INFORMATION SUPPLIED —
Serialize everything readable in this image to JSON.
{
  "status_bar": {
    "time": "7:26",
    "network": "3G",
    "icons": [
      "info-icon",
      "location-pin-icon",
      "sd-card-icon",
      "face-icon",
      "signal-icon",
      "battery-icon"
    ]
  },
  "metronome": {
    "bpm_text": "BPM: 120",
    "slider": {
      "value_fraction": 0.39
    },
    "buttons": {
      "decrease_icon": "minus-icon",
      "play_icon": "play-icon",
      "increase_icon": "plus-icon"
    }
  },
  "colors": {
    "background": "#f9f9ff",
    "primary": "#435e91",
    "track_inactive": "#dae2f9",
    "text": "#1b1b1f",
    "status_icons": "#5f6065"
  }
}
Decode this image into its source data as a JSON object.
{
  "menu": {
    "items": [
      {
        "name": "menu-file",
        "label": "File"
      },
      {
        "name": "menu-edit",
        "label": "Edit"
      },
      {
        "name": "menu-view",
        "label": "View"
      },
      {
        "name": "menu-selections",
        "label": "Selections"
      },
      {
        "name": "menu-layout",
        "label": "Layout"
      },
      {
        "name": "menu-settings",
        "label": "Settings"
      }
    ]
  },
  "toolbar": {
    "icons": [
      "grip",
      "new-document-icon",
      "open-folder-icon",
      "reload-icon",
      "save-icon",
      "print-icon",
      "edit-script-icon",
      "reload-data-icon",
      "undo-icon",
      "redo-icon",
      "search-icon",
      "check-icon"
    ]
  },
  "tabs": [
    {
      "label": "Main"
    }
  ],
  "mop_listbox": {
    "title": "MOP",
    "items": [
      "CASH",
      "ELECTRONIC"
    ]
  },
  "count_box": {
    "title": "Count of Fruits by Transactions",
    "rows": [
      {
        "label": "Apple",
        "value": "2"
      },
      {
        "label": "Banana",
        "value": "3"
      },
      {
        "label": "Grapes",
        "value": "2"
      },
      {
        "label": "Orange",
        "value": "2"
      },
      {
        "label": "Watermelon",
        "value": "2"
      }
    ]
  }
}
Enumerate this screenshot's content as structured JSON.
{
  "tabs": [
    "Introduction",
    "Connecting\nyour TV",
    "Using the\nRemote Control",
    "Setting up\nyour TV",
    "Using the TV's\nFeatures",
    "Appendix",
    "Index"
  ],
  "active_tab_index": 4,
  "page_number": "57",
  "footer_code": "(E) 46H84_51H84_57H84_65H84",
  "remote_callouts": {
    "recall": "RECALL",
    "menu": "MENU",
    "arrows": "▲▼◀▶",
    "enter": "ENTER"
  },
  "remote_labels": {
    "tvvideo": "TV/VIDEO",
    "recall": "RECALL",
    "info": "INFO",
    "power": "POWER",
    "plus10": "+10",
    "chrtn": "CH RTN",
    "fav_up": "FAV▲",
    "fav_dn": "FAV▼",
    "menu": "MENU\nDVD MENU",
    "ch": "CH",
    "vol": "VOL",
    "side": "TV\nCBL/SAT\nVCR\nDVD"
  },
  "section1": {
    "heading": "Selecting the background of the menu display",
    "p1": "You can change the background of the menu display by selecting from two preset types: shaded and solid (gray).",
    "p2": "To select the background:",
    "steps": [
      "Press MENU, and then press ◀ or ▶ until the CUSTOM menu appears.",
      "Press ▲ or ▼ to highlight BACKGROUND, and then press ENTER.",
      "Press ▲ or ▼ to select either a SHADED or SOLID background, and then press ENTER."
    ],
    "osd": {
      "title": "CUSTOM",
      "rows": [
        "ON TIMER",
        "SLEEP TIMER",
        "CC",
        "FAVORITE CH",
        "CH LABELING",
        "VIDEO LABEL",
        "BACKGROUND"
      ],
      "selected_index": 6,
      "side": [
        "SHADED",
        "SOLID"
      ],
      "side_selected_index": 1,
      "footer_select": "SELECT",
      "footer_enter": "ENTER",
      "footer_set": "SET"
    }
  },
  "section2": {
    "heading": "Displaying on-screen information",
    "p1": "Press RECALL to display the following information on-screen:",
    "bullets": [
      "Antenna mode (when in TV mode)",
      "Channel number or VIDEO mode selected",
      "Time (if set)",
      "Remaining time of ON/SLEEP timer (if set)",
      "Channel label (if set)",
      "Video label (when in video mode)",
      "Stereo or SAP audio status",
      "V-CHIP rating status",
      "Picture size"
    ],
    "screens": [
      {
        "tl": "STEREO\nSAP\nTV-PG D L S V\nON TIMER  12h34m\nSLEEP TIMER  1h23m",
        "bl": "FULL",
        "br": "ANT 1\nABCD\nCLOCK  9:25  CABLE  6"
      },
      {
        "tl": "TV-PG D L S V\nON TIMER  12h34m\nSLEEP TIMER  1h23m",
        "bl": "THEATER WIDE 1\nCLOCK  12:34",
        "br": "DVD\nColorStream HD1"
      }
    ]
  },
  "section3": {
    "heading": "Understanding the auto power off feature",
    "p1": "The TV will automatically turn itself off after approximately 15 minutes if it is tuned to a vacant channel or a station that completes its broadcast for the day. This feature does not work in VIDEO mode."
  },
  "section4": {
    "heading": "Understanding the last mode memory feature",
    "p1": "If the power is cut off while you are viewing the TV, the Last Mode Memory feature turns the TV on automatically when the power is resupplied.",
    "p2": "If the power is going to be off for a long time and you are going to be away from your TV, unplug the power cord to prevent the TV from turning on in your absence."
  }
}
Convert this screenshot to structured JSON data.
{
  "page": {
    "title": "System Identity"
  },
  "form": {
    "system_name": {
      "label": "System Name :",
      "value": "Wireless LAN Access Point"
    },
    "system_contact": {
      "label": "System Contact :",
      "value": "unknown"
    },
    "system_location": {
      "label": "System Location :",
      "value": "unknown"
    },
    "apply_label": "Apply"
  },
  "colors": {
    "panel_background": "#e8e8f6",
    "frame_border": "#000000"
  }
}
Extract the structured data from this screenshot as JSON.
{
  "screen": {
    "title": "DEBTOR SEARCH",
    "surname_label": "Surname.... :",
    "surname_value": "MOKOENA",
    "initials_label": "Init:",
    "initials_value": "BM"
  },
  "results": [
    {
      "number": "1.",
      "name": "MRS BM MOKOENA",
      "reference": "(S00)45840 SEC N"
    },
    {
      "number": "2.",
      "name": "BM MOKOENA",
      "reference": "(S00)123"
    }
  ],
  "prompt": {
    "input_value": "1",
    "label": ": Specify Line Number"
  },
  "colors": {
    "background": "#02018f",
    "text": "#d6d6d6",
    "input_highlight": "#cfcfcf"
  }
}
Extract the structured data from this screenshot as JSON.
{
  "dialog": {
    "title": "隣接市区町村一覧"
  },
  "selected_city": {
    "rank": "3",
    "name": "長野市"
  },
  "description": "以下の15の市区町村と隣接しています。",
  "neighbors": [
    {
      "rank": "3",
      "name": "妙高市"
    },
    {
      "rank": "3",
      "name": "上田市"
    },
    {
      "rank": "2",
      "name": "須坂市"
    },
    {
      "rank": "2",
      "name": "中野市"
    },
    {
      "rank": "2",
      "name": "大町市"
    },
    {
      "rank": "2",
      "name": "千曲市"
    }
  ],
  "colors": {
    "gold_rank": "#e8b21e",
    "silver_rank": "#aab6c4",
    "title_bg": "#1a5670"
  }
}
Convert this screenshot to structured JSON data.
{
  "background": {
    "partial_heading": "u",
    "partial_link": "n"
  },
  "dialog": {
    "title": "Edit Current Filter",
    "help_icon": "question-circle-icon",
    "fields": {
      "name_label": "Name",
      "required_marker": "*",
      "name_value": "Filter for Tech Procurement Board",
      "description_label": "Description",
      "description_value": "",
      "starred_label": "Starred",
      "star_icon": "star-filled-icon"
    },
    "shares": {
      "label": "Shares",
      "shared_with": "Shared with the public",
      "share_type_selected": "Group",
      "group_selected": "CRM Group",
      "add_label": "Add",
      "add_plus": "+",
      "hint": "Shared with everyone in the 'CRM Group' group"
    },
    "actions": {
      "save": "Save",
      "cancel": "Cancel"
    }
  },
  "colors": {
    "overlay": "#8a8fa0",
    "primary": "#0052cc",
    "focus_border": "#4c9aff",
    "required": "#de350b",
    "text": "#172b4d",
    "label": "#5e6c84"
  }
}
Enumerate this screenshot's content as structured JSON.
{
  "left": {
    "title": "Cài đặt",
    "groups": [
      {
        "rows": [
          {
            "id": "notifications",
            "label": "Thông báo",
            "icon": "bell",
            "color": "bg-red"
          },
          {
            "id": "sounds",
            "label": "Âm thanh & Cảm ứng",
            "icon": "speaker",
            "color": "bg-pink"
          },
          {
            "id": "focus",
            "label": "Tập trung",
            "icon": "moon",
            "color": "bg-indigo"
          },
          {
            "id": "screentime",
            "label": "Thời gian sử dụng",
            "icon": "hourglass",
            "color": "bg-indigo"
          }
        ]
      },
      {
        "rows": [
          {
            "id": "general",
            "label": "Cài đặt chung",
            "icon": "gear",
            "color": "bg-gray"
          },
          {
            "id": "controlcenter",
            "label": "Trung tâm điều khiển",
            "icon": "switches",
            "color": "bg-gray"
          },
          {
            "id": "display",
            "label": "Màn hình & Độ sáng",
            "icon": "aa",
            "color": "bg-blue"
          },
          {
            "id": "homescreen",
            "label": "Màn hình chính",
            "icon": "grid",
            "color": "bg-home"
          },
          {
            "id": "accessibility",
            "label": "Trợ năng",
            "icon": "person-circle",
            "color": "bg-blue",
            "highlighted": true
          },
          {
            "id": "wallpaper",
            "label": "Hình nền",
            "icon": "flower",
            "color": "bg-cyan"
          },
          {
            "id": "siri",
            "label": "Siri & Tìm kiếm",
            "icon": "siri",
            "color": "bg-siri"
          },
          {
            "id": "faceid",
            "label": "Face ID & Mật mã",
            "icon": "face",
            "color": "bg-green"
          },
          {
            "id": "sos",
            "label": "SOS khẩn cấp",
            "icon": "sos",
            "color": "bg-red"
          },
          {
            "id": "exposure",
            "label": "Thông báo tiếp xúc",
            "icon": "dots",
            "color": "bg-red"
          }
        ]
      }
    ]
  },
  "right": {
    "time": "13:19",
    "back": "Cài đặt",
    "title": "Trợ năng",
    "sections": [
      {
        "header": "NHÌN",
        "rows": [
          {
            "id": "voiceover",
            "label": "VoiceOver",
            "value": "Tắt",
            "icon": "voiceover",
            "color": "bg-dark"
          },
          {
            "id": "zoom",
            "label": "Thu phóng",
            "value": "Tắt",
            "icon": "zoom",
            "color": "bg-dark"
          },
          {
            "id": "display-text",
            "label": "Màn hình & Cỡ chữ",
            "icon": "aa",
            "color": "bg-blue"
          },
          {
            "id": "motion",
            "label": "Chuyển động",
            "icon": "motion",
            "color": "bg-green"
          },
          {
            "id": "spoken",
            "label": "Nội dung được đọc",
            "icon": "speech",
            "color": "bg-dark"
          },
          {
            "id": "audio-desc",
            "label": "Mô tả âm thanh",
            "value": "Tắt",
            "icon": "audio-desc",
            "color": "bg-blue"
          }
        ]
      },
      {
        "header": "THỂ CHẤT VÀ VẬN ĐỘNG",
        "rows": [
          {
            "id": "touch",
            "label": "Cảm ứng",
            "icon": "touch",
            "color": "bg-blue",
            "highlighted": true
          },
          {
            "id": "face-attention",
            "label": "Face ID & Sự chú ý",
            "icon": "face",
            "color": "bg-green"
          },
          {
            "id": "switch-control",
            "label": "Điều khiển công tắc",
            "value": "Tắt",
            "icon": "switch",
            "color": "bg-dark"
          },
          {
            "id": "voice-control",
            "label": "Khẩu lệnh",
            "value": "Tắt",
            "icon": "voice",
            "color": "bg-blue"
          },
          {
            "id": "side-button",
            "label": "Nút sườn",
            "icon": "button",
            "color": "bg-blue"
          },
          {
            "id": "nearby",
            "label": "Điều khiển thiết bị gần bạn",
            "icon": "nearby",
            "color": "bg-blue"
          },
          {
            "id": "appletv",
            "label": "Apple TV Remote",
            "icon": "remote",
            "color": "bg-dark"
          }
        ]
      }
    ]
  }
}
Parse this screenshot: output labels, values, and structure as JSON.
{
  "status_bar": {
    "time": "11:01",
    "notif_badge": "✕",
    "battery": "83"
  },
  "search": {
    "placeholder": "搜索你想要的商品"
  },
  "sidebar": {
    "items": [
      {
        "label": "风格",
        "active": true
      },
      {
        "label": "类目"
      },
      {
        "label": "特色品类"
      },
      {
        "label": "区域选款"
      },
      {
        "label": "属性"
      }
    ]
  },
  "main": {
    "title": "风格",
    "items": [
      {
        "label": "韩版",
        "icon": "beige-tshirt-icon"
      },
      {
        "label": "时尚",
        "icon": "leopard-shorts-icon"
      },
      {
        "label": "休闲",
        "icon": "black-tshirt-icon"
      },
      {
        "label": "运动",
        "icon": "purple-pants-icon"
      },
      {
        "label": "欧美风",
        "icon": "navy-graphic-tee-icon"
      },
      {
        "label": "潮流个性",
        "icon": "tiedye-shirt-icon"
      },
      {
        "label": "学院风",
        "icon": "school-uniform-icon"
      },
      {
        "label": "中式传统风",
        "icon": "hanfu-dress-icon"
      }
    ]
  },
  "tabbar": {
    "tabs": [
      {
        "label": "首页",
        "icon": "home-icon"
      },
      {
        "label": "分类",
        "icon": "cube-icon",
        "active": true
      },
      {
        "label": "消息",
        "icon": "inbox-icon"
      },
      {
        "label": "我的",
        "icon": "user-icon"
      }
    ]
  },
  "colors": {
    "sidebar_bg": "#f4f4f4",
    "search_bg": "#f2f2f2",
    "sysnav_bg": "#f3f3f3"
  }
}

YOUR INSTRUCTIONS — Copy out the lines that hold "tshirt".

REPLY —
        "icon": "beige-tshirt-icon"
        "icon": "black-tshirt-icon"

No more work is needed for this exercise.